> _Exercise_:
Drop every picture, then transcribe the remaining data exactly.

> _Data extracted from a collection_:

----

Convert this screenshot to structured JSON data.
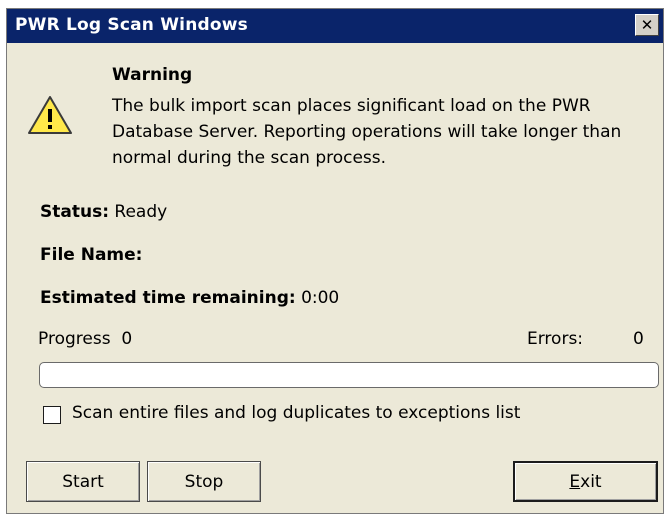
{
  "window": {
    "title": "PWR Log Scan Windows",
    "close_glyph": "✕",
    "close_icon": "close-icon"
  },
  "warning": {
    "icon": "warning-icon",
    "heading": "Warning",
    "message": "The bulk import scan places significant load on the PWR Database Server. Reporting operations will take longer than normal during the scan process."
  },
  "status": {
    "label": "Status:",
    "value": "Ready"
  },
  "file_name": {
    "label": "File Name:",
    "value": ""
  },
  "estimated_time": {
    "label": "Estimated time remaining:",
    "value": "0:00"
  },
  "progress": {
    "label": "Progress",
    "value": "0",
    "fraction": 0
  },
  "errors": {
    "label": "Errors:",
    "value": "0"
  },
  "option": {
    "label": "Scan entire files and log duplicates to exceptions list",
    "checked": false
  },
  "buttons": {
    "start": "Start",
    "stop": "Stop",
    "exit_mnemonic": "E",
    "exit_rest": "xit"
  },
  "colors": {
    "titlebar": "#0a246a",
    "dialog_bg": "#ece9d8",
    "warning_yellow": "#ffe84a"
  }
}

----

> _In response_:
Convert this screenshot to structured JSON data.
{
  "window": {
    "title": "PWR Log Scan Windows",
    "close_glyph": "✕",
    "close_icon": "close-icon"
  },
  "warning": {
    "icon": "warning-icon",
    "heading": "Warning",
    "message": "The bulk import scan places significant load on the PWR Database Server. Reporting operations will take longer than normal during the scan process."
  },
  "status": {
    "label": "Status:",
    "value": "Ready"
  },
  "file_name": {
    "label": "File Name:",
    "value": ""
  },
  "estimated_time": {
    "label": "Estimated time remaining:",
    "value": "0:00"
  },
  "progress": {
    "label": "Progress",
    "value": "0",
    "fraction": 0
  },
  "errors": {
    "label": "Errors:",
    "value": "0"
  },
  "option": {
    "label": "Scan entire files and log duplicates to exceptions list",
    "checked": false
  },
  "buttons": {
    "start": "Start",
    "stop": "Stop",
    "exit_mnemonic": "E",
    "exit_rest": "xit"
  },
  "colors": {
    "titlebar": "#0a246a",
    "dialog_bg": "#ece9d8",
    "warning_yellow": "#ffe84a"
  }
}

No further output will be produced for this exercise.